EXERCISE OBJECTIVE -> Would you restate all the data that follows, word for word?

DATASET ->
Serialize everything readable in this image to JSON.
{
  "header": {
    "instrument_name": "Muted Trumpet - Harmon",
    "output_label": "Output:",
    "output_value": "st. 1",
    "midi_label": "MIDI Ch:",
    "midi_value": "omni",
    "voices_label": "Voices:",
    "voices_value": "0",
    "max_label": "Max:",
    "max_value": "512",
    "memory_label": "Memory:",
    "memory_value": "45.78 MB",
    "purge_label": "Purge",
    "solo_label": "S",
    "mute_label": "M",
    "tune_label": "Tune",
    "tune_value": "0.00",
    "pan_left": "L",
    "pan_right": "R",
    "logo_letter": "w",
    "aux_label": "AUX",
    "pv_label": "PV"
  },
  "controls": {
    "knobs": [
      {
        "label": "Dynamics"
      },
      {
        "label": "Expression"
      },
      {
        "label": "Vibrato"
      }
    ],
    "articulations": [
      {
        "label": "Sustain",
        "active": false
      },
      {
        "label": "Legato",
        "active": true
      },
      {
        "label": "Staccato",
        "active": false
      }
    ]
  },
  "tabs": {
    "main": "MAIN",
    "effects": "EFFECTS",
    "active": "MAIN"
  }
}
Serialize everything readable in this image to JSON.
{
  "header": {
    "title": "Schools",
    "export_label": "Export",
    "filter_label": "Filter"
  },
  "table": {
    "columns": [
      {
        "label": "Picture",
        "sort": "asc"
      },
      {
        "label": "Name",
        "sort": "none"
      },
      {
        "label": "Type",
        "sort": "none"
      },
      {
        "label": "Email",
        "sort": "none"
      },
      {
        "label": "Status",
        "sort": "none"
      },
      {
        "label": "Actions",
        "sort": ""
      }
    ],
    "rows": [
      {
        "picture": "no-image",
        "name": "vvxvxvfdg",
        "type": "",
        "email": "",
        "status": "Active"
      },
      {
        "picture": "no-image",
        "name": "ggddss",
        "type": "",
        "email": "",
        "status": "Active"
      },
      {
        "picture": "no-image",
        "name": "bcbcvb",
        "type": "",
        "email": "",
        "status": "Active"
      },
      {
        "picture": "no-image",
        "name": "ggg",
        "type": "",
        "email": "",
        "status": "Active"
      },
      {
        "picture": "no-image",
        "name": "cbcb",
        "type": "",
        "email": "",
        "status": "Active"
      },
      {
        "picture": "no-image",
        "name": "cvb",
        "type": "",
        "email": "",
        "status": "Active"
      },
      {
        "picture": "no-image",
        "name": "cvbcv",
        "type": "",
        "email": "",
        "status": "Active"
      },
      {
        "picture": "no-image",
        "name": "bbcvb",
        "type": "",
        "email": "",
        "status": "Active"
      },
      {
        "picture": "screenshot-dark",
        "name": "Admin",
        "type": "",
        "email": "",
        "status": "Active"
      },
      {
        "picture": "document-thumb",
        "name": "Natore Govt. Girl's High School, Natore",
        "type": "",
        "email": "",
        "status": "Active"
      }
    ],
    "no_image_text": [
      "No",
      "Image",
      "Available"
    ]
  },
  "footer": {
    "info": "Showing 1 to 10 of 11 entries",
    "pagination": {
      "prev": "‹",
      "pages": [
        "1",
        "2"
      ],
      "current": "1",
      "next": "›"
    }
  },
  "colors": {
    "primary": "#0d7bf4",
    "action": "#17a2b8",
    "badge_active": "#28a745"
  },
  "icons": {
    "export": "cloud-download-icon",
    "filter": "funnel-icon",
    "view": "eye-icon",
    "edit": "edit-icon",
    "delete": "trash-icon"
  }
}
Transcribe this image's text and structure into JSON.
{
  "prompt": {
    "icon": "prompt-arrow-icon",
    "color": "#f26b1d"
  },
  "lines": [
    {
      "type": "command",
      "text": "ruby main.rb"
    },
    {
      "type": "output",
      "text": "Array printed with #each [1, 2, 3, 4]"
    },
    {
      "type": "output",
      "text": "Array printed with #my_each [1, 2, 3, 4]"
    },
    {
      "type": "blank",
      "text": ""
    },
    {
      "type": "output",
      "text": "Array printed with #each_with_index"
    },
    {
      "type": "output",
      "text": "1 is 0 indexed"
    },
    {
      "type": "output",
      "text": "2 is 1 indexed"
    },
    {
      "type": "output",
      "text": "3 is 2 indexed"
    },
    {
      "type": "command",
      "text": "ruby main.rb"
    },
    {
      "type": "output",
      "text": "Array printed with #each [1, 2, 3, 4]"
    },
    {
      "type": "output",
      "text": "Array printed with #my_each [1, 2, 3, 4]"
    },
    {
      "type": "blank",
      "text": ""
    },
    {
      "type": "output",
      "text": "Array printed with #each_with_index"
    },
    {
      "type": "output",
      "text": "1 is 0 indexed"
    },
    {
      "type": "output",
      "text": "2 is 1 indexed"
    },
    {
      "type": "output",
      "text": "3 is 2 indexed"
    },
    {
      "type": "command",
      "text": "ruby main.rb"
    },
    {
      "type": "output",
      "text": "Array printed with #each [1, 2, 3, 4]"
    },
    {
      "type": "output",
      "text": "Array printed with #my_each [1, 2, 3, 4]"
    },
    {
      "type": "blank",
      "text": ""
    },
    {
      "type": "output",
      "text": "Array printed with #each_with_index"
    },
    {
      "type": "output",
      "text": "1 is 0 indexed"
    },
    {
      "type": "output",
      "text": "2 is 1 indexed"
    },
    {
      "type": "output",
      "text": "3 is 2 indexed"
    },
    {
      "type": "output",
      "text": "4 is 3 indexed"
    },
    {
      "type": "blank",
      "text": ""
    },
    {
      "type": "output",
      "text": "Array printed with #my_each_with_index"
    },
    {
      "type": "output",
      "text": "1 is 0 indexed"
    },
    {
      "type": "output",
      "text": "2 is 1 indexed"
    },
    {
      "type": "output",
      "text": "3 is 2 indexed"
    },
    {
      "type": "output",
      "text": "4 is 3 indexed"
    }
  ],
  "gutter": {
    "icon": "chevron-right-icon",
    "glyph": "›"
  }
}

EXERCISE RESPONSE ->
Serialize everything readable in this image to JSON.
{
  "header": {
    "instrument_name": "Muted Trumpet - Harmon",
    "output_label": "Output:",
    "output_value": "st. 1",
    "midi_label": "MIDI Ch:",
    "midi_value": "omni",
    "voices_label": "Voices:",
    "voices_value": "0",
    "max_label": "Max:",
    "max_value": "512",
    "memory_label": "Memory:",
    "memory_value": "45.78 MB",
    "purge_label": "Purge",
    "solo_label": "S",
    "mute_label": "M",
    "tune_label": "Tune",
    "tune_value": "0.00",
    "pan_left": "L",
    "pan_right": "R",
    "logo_letter": "w",
    "aux_label": "AUX",
    "pv_label": "PV"
  },
  "controls": {
    "knobs": [
      {
        "label": "Dynamics"
      },
      {
        "label": "Expression"
      },
      {
        "label": "Vibrato"
      }
    ],
    "articulations": [
      {
        "label": "Sustain",
        "active": false
      },
      {
        "label": "Legato",
        "active": true
      },
      {
        "label": "Staccato",
        "active": false
      }
    ]
  },
  "tabs": {
    "main": "MAIN",
    "effects": "EFFECTS",
    "active": "MAIN"
  }
}
Serialize everything readable in this image to JSON.
{
  "header": {
    "title": "Schools",
    "export_label": "Export",
    "filter_label": "Filter"
  },
  "table": {
    "columns": [
      {
        "label": "Picture",
        "sort": "asc"
      },
      {
        "label": "Name",
        "sort": "none"
      },
      {
        "label": "Type",
        "sort": "none"
      },
      {
        "label": "Email",
        "sort": "none"
      },
      {
        "label": "Status",
        "sort": "none"
      },
      {
        "label": "Actions",
        "sort": ""
      }
    ],
    "rows": [
      {
        "picture": "no-image",
        "name": "vvxvxvfdg",
        "type": "",
        "email": "",
        "status": "Active"
      },
      {
        "picture": "no-image",
        "name": "ggddss",
        "type": "",
        "email": "",
        "status": "Active"
      },
      {
        "picture": "no-image",
        "name": "bcbcvb",
        "type": "",
        "email": "",
        "status": "Active"
      },
      {
        "picture": "no-image",
        "name": "ggg",
        "type": "",
        "email": "",
        "status": "Active"
      },
      {
        "picture": "no-image",
        "name": "cbcb",
        "type": "",
        "email": "",
        "status": "Active"
      },
      {
        "picture": "no-image",
        "name": "cvb",
        "type": "",
        "email": "",
        "status": "Active"
      },
      {
        "picture": "no-image",
        "name": "cvbcv",
        "type": "",
        "email": "",
        "status": "Active"
      },
      {
        "picture": "no-image",
        "name": "bbcvb",
        "type": "",
        "email": "",
        "status": "Active"
      },
      {
        "picture": "screenshot-dark",
        "name": "Admin",
        "type": "",
        "email": "",
        "status": "Active"
      },
      {
        "picture": "document-thumb",
        "name": "Natore Govt. Girl's High School, Natore",
        "type": "",
        "email": "",
        "status": "Active"
      }
    ],
    "no_image_text": [
      "No",
      "Image",
      "Available"
    ]
  },
  "footer": {
    "info": "Showing 1 to 10 of 11 entries",
    "pagination": {
      "prev": "‹",
      "pages": [
        "1",
        "2"
      ],
      "current": "1",
      "next": "›"
    }
  },
  "colors": {
    "primary": "#0d7bf4",
    "action": "#17a2b8",
    "badge_active": "#28a745"
  },
  "icons": {
    "export": "cloud-download-icon",
    "filter": "funnel-icon",
    "view": "eye-icon",
    "edit": "edit-icon",
    "delete": "trash-icon"
  }
}
Transcribe this image's text and structure into JSON.
{
  "prompt": {
    "icon": "prompt-arrow-icon",
    "color": "#f26b1d"
  },
  "lines": [
    {
      "type": "command",
      "text": "ruby main.rb"
    },
    {
      "type": "output",
      "text": "Array printed with #each [1, 2, 3, 4]"
    },
    {
      "type": "output",
      "text": "Array printed with #my_each [1, 2, 3, 4]"
    },
    {
      "type": "blank",
      "text": ""
    },
    {
      "type": "output",
      "text": "Array printed with #each_with_index"
    },
    {
      "type": "output",
      "text": "1 is 0 indexed"
    },
    {
      "type": "output",
      "text": "2 is 1 indexed"
    },
    {
      "type": "output",
      "text": "3 is 2 indexed"
    },
    {
      "type": "command",
      "text": "ruby main.rb"
    },
    {
      "type": "output",
      "text": "Array printed with #each [1, 2, 3, 4]"
    },
    {
      "type": "output",
      "text": "Array printed with #my_each [1, 2, 3, 4]"
    },
    {
      "type": "blank",
      "text": ""
    },
    {
      "type": "output",
      "text": "Array printed with #each_with_index"
    },
    {
      "type": "output",
      "text": "1 is 0 indexed"
    },
    {
      "type": "output",
      "text": "2 is 1 indexed"
    },
    {
      "type": "output",
      "text": "3 is 2 indexed"
    },
    {
      "type": "command",
      "text": "ruby main.rb"
    },
    {
      "type": "output",
      "text": "Array printed with #each [1, 2, 3, 4]"
    },
    {
      "type": "output",
      "text": "Array printed with #my_each [1, 2, 3, 4]"
    },
    {
      "type": "blank",
      "text": ""
    },
    {
      "type": "output",
      "text": "Array printed with #each_with_index"
    },
    {
      "type": "output",
      "text": "1 is 0 indexed"
    },
    {
      "type": "output",
      "text": "2 is 1 indexed"
    },
    {
      "type": "output",
      "text": "3 is 2 indexed"
    },
    {
      "type": "output",
      "text": "4 is 3 indexed"
    },
    {
      "type": "blank",
      "text": ""
    },
    {
      "type": "output",
      "text": "Array printed with #my_each_with_index"
    },
    {
      "type": "output",
      "text": "1 is 0 indexed"
    },
    {
      "type": "output",
      "text": "2 is 1 indexed"
    },
    {
      "type": "output",
      "text": "3 is 2 indexed"
    },
    {
      "type": "output",
      "text": "4 is 3 indexed"
    }
  ],
  "gutter": {
    "icon": "chevron-right-icon",
    "glyph": "›"
  }
}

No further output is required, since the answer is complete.